■ **Work instructions**: Could you output each line of the data that follows exactly?

[Extracted data entries]
━━━━━━━━━━━━━━━━
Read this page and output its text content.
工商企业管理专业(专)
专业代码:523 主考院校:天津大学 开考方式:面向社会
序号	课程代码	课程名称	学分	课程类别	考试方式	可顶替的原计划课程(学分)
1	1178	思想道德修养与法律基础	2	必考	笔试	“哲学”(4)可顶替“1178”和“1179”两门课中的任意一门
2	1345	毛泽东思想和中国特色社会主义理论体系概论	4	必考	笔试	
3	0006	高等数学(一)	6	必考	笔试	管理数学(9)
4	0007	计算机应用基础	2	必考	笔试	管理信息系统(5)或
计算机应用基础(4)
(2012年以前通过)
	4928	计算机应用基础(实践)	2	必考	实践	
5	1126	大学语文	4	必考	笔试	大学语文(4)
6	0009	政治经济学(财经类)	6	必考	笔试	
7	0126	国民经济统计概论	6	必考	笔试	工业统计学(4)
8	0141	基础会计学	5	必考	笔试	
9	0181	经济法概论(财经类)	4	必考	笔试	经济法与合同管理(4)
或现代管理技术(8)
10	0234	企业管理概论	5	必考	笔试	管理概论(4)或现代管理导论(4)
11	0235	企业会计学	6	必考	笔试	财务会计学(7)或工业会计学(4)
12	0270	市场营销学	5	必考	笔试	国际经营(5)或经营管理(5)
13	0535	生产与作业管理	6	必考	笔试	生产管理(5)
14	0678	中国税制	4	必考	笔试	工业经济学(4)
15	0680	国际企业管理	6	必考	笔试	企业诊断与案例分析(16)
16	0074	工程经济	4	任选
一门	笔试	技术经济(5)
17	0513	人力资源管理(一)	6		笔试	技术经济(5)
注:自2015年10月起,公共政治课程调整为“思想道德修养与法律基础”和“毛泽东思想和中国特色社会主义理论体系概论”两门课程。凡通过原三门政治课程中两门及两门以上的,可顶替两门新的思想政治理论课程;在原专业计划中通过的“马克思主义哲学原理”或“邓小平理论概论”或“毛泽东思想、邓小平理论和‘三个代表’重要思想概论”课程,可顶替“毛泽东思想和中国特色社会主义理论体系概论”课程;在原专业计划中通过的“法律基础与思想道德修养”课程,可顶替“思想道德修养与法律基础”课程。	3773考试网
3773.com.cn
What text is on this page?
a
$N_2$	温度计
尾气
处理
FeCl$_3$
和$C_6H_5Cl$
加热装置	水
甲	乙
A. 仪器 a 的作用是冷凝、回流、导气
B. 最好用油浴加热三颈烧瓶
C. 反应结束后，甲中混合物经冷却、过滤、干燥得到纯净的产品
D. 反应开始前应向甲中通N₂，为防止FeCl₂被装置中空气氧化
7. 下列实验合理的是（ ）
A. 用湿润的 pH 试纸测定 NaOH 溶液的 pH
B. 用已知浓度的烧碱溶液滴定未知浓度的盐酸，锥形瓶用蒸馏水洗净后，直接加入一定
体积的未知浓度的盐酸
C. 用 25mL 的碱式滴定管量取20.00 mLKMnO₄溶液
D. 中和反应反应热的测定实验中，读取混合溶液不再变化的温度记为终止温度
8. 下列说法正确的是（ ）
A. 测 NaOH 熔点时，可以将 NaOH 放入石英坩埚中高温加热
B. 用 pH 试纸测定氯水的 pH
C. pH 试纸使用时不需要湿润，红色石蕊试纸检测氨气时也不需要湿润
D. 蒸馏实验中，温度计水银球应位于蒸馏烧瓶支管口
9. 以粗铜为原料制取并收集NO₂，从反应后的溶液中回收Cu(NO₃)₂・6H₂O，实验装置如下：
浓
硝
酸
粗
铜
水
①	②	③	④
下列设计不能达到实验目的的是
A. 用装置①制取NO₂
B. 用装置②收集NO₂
━━━━━━━━━━━━━━━━
■ **Result of the exercise**:
Read this page and output its text content.
工商企业管理专业(专)
专业代码:523 主考院校:天津大学 开考方式:面向社会
序号	课程代码	课程名称	学分	课程类别	考试方式	可顶替的原计划课程(学分)
1	1178	思想道德修养与法律基础	2	必考	笔试	“哲学”(4)可顶替“1178”和“1179”两门课中的任意一门
2	1345	毛泽东思想和中国特色社会主义理论体系概论	4	必考	笔试	
3	0006	高等数学(一)	6	必考	笔试	管理数学(9)
4	0007	计算机应用基础	2	必考	笔试	管理信息系统(5)或
计算机应用基础(4)
(2012年以前通过)
	4928	计算机应用基础(实践)	2	必考	实践	
5	1126	大学语文	4	必考	笔试	大学语文(4)
6	0009	政治经济学(财经类)	6	必考	笔试	
7	0126	国民经济统计概论	6	必考	笔试	工业统计学(4)
8	0141	基础会计学	5	必考	笔试	
9	0181	经济法概论(财经类)	4	必考	笔试	经济法与合同管理(4)
或现代管理技术(8)
10	0234	企业管理概论	5	必考	笔试	管理概论(4)或现代管理导论(4)
11	0235	企业会计学	6	必考	笔试	财务会计学(7)或工业会计学(4)
12	0270	市场营销学	5	必考	笔试	国际经营(5)或经营管理(5)
13	0535	生产与作业管理	6	必考	笔试	生产管理(5)
14	0678	中国税制	4	必考	笔试	工业经济学(4)
15	0680	国际企业管理	6	必考	笔试	企业诊断与案例分析(16)
16	0074	工程经济	4	任选
一门	笔试	技术经济(5)
17	0513	人力资源管理(一)	6		笔试	技术经济(5)
注:自2015年10月起,公共政治课程调整为“思想道德修养与法律基础”和“毛泽东思想和中国特色社会主义理论体系概论”两门课程。凡通过原三门政治课程中两门及两门以上的,可顶替两门新的思想政治理论课程;在原专业计划中通过的“马克思主义哲学原理”或“邓小平理论概论”或“毛泽东思想、邓小平理论和‘三个代表’重要思想概论”课程,可顶替“毛泽东思想和中国特色社会主义理论体系概论”课程;在原专业计划中通过的“法律基础与思想道德修养”课程,可顶替“思想道德修养与法律基础”课程。	3773考试网
3773.com.cn
What text is on this page?
a
$N_2$	温度计
尾气
处理
FeCl$_3$
和$C_6H_5Cl$
加热装置	水
甲	乙
A. 仪器 a 的作用是冷凝、回流、导气
B. 最好用油浴加热三颈烧瓶
C. 反应结束后，甲中混合物经冷却、过滤、干燥得到纯净的产品
D. 反应开始前应向甲中通N₂，为防止FeCl₂被装置中空气氧化
7. 下列实验合理的是（ ）
A. 用湿润的 pH 试纸测定 NaOH 溶液的 pH
B. 用已知浓度的烧碱溶液滴定未知浓度的盐酸，锥形瓶用蒸馏水洗净后，直接加入一定
体积的未知浓度的盐酸
C. 用 25mL 的碱式滴定管量取20.00 mLKMnO₄溶液
D. 中和反应反应热的测定实验中，读取混合溶液不再变化的温度记为终止温度
8. 下列说法正确的是（ ）
A. 测 NaOH 熔点时，可以将 NaOH 放入石英坩埚中高温加热
B. 用 pH 试纸测定氯水的 pH
C. pH 试纸使用时不需要湿润，红色石蕊试纸检测氨气时也不需要湿润
D. 蒸馏实验中，温度计水银球应位于蒸馏烧瓶支管口
9. 以粗铜为原料制取并收集NO₂，从反应后的溶液中回收Cu(NO₃)₂・6H₂O，实验装置如下：
浓
硝
酸
粗
铜
水
①	②	③	④
下列设计不能达到实验目的的是
A. 用装置①制取NO₂
B. 用装置②收集NO₂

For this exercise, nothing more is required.